+++ Data listing

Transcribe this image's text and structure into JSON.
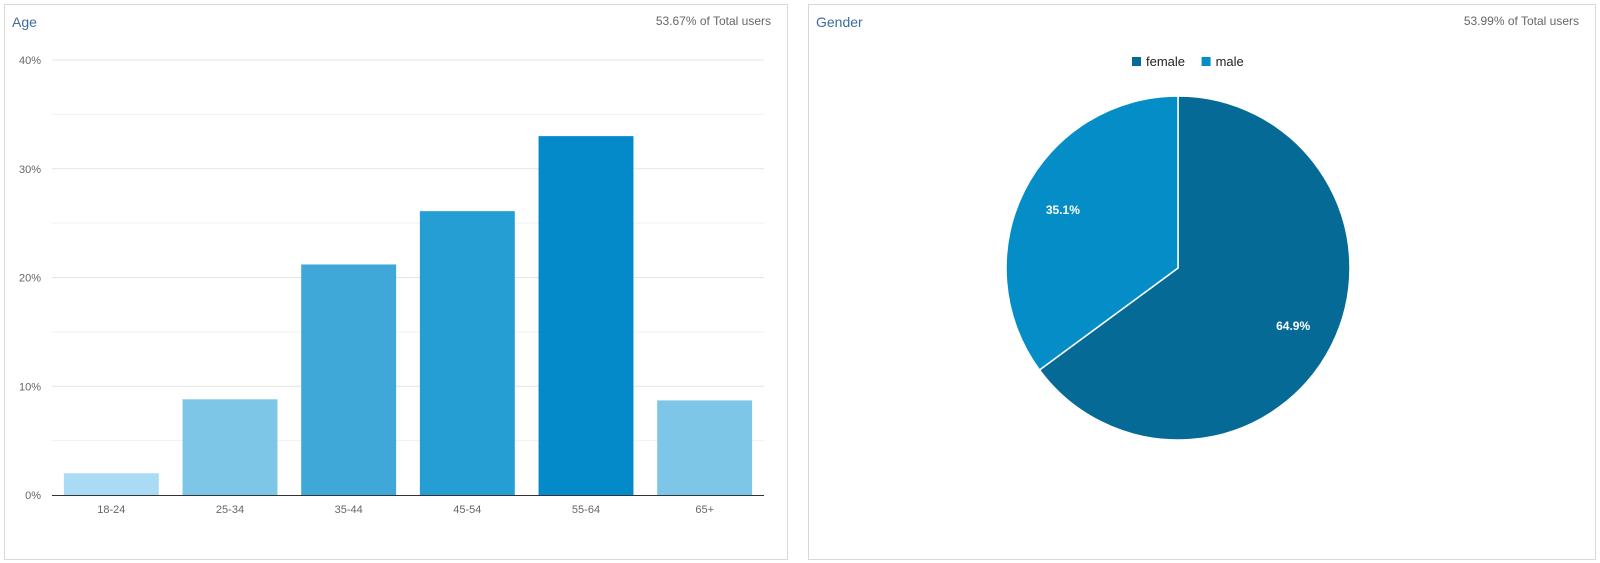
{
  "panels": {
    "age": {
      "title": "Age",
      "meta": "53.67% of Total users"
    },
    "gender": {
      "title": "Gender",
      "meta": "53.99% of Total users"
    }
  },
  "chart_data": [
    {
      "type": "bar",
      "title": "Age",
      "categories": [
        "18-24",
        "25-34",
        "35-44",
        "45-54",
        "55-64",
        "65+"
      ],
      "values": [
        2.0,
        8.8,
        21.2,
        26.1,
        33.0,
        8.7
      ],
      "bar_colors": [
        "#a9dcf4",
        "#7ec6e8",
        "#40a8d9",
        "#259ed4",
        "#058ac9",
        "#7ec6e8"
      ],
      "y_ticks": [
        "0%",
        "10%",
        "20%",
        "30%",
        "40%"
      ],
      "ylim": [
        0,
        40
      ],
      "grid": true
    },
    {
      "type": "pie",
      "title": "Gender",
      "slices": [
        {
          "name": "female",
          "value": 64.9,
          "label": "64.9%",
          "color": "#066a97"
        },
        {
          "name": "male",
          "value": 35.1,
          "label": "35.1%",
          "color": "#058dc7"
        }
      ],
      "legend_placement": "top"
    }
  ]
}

++++++
+++ Data listing

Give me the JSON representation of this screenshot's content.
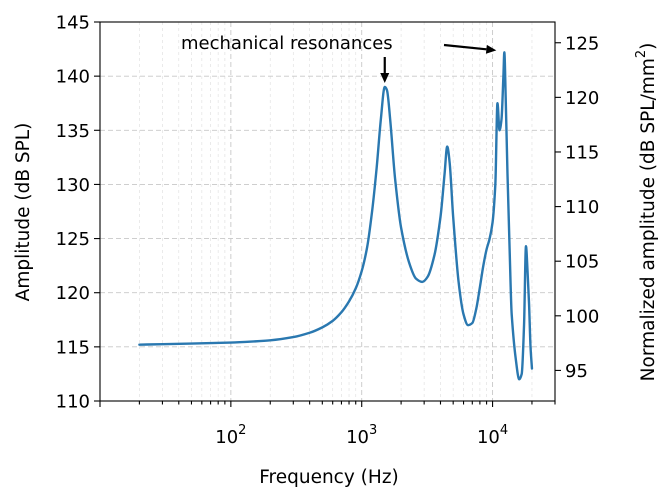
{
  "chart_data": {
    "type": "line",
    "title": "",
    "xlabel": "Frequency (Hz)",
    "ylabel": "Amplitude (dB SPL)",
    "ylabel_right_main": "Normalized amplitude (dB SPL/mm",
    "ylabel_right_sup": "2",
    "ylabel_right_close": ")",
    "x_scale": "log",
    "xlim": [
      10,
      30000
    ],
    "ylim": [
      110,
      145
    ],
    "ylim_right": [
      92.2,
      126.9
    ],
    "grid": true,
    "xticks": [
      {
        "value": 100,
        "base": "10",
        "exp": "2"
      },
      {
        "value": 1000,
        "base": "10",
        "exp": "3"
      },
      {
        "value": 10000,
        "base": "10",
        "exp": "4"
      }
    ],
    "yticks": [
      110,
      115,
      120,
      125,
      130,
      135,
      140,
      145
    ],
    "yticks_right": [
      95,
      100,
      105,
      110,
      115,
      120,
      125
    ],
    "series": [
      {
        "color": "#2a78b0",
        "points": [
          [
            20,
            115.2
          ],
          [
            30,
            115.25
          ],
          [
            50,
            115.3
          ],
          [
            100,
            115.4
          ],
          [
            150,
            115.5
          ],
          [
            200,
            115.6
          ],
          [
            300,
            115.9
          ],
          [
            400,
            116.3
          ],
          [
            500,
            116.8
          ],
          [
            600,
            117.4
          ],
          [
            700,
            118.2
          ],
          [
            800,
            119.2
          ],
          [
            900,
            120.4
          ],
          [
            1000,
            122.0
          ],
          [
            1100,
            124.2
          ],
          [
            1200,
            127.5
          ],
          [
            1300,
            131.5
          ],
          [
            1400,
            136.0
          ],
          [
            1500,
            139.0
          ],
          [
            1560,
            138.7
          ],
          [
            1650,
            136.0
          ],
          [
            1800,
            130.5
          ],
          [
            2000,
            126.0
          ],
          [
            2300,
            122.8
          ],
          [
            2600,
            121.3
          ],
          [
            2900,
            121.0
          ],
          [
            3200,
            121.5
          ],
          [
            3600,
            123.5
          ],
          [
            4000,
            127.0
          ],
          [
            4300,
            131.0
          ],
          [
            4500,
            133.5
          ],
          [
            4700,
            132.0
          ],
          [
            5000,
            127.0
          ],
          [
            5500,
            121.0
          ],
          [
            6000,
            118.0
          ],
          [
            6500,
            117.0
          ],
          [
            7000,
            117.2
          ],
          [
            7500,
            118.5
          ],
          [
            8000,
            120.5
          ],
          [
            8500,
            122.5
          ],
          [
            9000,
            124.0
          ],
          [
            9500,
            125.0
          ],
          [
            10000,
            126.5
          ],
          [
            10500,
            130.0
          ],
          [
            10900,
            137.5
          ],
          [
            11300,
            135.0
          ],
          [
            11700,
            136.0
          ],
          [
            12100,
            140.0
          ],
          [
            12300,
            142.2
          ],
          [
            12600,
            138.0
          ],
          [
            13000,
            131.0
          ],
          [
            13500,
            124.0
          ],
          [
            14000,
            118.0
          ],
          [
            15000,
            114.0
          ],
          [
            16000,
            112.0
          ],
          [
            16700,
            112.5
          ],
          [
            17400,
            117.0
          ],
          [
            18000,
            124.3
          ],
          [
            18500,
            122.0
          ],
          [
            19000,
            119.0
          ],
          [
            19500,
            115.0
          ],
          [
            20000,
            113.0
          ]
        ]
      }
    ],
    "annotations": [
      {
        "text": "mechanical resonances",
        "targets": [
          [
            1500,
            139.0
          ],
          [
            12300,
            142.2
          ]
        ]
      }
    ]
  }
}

++++++
+++ Data listing

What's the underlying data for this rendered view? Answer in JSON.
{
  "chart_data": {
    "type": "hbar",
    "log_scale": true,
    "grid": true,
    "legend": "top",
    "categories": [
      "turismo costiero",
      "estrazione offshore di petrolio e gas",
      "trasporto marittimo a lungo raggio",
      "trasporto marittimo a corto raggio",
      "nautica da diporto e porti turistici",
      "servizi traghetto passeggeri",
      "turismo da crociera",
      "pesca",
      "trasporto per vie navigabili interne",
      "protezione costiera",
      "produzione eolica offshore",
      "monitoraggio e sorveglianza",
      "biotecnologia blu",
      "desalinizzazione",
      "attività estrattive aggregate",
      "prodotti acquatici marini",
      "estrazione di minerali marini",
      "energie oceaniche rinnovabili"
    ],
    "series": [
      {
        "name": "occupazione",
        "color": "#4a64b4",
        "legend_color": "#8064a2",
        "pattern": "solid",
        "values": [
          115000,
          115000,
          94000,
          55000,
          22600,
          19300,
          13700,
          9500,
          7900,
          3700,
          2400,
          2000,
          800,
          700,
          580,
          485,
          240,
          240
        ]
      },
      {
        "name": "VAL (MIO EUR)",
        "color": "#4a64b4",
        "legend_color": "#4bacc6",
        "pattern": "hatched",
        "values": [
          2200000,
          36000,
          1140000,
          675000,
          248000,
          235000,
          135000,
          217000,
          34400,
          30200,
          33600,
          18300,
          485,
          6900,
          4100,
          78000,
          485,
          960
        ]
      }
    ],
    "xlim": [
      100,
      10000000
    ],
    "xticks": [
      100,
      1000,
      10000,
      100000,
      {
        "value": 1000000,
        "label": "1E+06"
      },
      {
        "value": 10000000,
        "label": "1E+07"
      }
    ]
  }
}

++++++

= Instructions to follow =
Locate and copy each line in the data above that includes the word "turismo".

= Solution to this exercise =
      "turismo costiero",
      "turismo da crociera",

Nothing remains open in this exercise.